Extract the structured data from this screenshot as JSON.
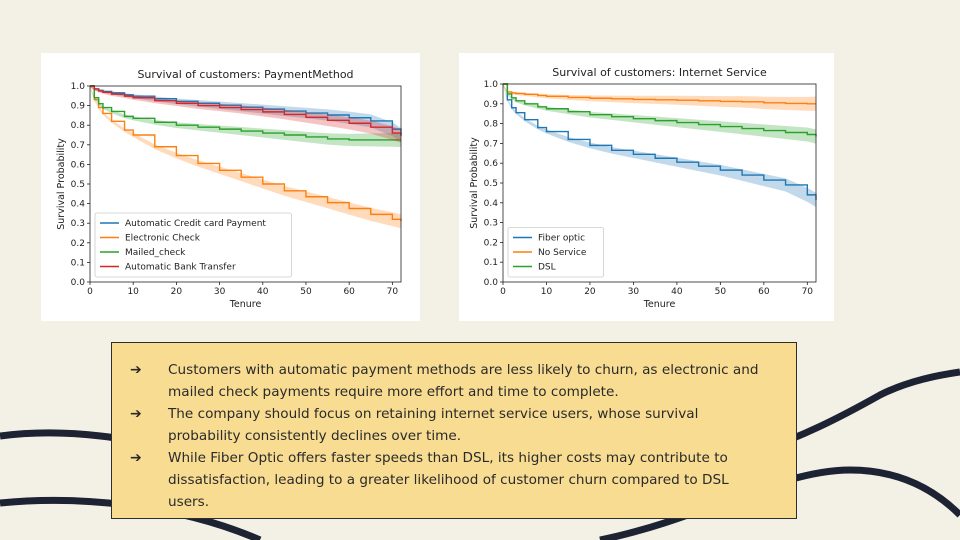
{
  "chart_data": [
    {
      "type": "line",
      "title": "Survival of customers: PaymentMethod",
      "xlabel": "Tenure",
      "ylabel": "Survival Probability",
      "xlim": [
        0,
        72
      ],
      "ylim": [
        0,
        1.0
      ],
      "xticks": [
        "0",
        "10",
        "20",
        "30",
        "40",
        "50",
        "60",
        "70"
      ],
      "yticks": [
        "0.0",
        "0.1",
        "0.2",
        "0.3",
        "0.4",
        "0.5",
        "0.6",
        "0.7",
        "0.8",
        "0.9",
        "1.0"
      ],
      "legend_position": "lower-left",
      "x": [
        0,
        1,
        2,
        3,
        5,
        8,
        10,
        15,
        20,
        25,
        30,
        35,
        40,
        45,
        50,
        55,
        60,
        65,
        70,
        72
      ],
      "series": [
        {
          "name": "Automatic Credit card Payment",
          "color": "#1f77b4",
          "values": [
            1.0,
            0.985,
            0.978,
            0.972,
            0.965,
            0.955,
            0.948,
            0.935,
            0.922,
            0.912,
            0.902,
            0.892,
            0.882,
            0.872,
            0.862,
            0.852,
            0.838,
            0.822,
            0.78,
            0.75
          ]
        },
        {
          "name": "Electronic Check",
          "color": "#ff7f0e",
          "values": [
            1.0,
            0.93,
            0.89,
            0.86,
            0.82,
            0.775,
            0.75,
            0.69,
            0.645,
            0.605,
            0.57,
            0.535,
            0.5,
            0.465,
            0.435,
            0.405,
            0.375,
            0.345,
            0.32,
            0.31
          ]
        },
        {
          "name": "Mailed_check",
          "color": "#2ca02c",
          "values": [
            1.0,
            0.94,
            0.91,
            0.89,
            0.87,
            0.845,
            0.835,
            0.815,
            0.8,
            0.79,
            0.78,
            0.77,
            0.76,
            0.75,
            0.74,
            0.73,
            0.725,
            0.725,
            0.725,
            0.725
          ]
        },
        {
          "name": "Automatic Bank Transfer",
          "color": "#d62728",
          "values": [
            1.0,
            0.985,
            0.975,
            0.968,
            0.958,
            0.948,
            0.94,
            0.925,
            0.912,
            0.9,
            0.89,
            0.88,
            0.868,
            0.855,
            0.84,
            0.825,
            0.81,
            0.79,
            0.76,
            0.745
          ]
        }
      ]
    },
    {
      "type": "line",
      "title": "Survival of customers: Internet Service",
      "xlabel": "Tenure",
      "ylabel": "Survival Probability",
      "xlim": [
        0,
        72
      ],
      "ylim": [
        0,
        1.0
      ],
      "xticks": [
        "0",
        "10",
        "20",
        "30",
        "40",
        "50",
        "60",
        "70"
      ],
      "yticks": [
        "0.0",
        "0.1",
        "0.2",
        "0.3",
        "0.4",
        "0.5",
        "0.6",
        "0.7",
        "0.8",
        "0.9",
        "1.0"
      ],
      "legend_position": "lower-left",
      "x": [
        0,
        1,
        2,
        3,
        5,
        8,
        10,
        15,
        20,
        25,
        30,
        35,
        40,
        45,
        50,
        55,
        60,
        65,
        70,
        72
      ],
      "series": [
        {
          "name": "Fiber optic",
          "color": "#1f77b4",
          "values": [
            1.0,
            0.92,
            0.88,
            0.855,
            0.82,
            0.78,
            0.76,
            0.72,
            0.69,
            0.665,
            0.645,
            0.625,
            0.605,
            0.585,
            0.565,
            0.54,
            0.515,
            0.49,
            0.44,
            0.415
          ]
        },
        {
          "name": "No Service",
          "color": "#ff7f0e",
          "values": [
            1.0,
            0.96,
            0.955,
            0.952,
            0.948,
            0.942,
            0.938,
            0.932,
            0.928,
            0.925,
            0.922,
            0.92,
            0.918,
            0.915,
            0.912,
            0.91,
            0.905,
            0.902,
            0.9,
            0.9
          ]
        },
        {
          "name": "DSL",
          "color": "#2ca02c",
          "values": [
            1.0,
            0.95,
            0.93,
            0.915,
            0.9,
            0.885,
            0.875,
            0.86,
            0.845,
            0.835,
            0.825,
            0.815,
            0.805,
            0.795,
            0.785,
            0.775,
            0.765,
            0.755,
            0.745,
            0.735
          ]
        }
      ]
    }
  ],
  "insights": [
    {
      "arrow": "➔",
      "text": "Customers with automatic payment methods are less likely to churn, as electronic and mailed check payments require more effort and time to complete."
    },
    {
      "arrow": "➔",
      "text": "The company should focus on retaining internet service users, whose survival probability consistently declines over time."
    },
    {
      "arrow": "➔",
      "text": "While Fiber Optic offers faster speeds than DSL, its higher costs may contribute to dissatisfaction, leading to a greater likelihood of customer churn compared to DSL users."
    }
  ],
  "decor": {
    "wave_color": "#1d2333"
  }
}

============

DIRECTION: Copy out every line of the data that includes "title".

COMPLETED EXERCISE:
      "title": "Survival of customers: PaymentMethod",
      "title": "Survival of customers: Internet Service",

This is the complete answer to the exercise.